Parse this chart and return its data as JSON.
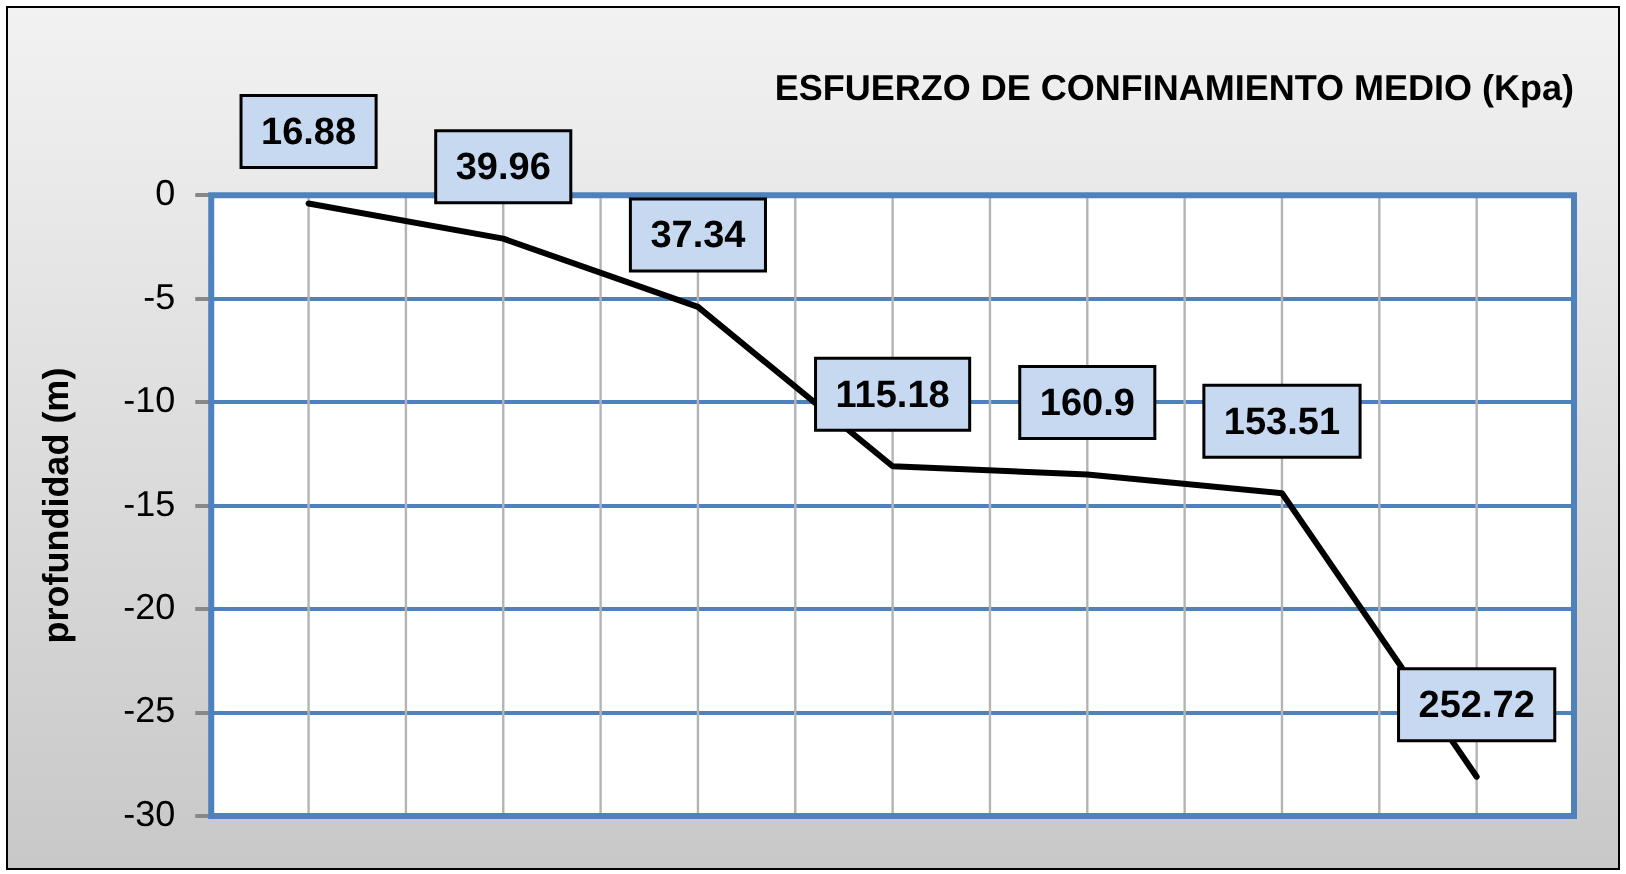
{
  "chart_data": {
    "type": "line",
    "title": "ESFUERZO DE CONFINAMIENTO MEDIO (Kpa)",
    "ylabel": "profundidad (m)",
    "categories": [
      "16.88",
      "39.96",
      "37.34",
      "115.18",
      "160.9",
      "153.51",
      "252.72"
    ],
    "tick_labels": "y",
    "series": [
      {
        "color": "#000000",
        "values": [
          -0.4,
          -2.1,
          -5.4,
          -13.1,
          -13.5,
          -14.4,
          -28.1
        ]
      }
    ],
    "ylim": [
      -30,
      0
    ],
    "yticks": [
      -30,
      -25,
      -20,
      -15,
      -10,
      -5,
      0
    ],
    "grid": true,
    "legend": false,
    "marker": "none",
    "line_style": "solid"
  }
}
□ □ □ □ □ □ □
- **REQUIREMENTS**:
Exclude the pictures and transcribe all of the entries exactly.

- **FINISHED EXERCISE**:
Parse this chart and return its data as JSON.
{
  "chart_data": {
    "type": "line",
    "title": "ESFUERZO DE CONFINAMIENTO MEDIO (Kpa)",
    "ylabel": "profundidad (m)",
    "categories": [
      "16.88",
      "39.96",
      "37.34",
      "115.18",
      "160.9",
      "153.51",
      "252.72"
    ],
    "tick_labels": "y",
    "series": [
      {
        "color": "#000000",
        "values": [
          -0.4,
          -2.1,
          -5.4,
          -13.1,
          -13.5,
          -14.4,
          -28.1
        ]
      }
    ],
    "ylim": [
      -30,
      0
    ],
    "yticks": [
      -30,
      -25,
      -20,
      -15,
      -10,
      -5,
      0
    ],
    "grid": true,
    "legend": false,
    "marker": "none",
    "line_style": "solid"
  }
}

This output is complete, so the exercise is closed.